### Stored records
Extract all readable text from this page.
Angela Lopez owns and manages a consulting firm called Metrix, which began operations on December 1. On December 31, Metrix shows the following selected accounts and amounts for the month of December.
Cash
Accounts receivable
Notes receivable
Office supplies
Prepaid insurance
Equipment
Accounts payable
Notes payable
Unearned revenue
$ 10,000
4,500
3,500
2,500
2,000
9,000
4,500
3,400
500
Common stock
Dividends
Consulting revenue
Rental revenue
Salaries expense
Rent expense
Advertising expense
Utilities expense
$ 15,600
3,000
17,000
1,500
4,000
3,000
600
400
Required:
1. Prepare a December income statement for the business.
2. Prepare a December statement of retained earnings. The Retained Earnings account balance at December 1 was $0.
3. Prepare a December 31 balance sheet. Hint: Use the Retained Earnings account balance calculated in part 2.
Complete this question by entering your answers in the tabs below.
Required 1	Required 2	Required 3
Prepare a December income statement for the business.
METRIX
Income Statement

### WORK TO BE COMPLETED
Quote all the records exactly, please, leaving none out.

### REPLY
Extract all readable text from this page.
Angela Lopez owns and manages a consulting firm called Metrix, which began operations on December 1. On December 31, Metrix shows the following selected accounts and amounts for the month of December.
Cash
Accounts receivable
Notes receivable
Office supplies
Prepaid insurance
Equipment
Accounts payable
Notes payable
Unearned revenue
$ 10,000
4,500
3,500
2,500
2,000
9,000
4,500
3,400
500
Common stock
Dividends
Consulting revenue
Rental revenue
Salaries expense
Rent expense
Advertising expense
Utilities expense
$ 15,600
3,000
17,000
1,500
4,000
3,000
600
400
Required:
1. Prepare a December income statement for the business.
2. Prepare a December statement of retained earnings. The Retained Earnings account balance at December 1 was $0.
3. Prepare a December 31 balance sheet. Hint: Use the Retained Earnings account balance calculated in part 2.
Complete this question by entering your answers in the tabs below.
Required 1	Required 2	Required 3
Prepare a December income statement for the business.
METRIX
Income Statement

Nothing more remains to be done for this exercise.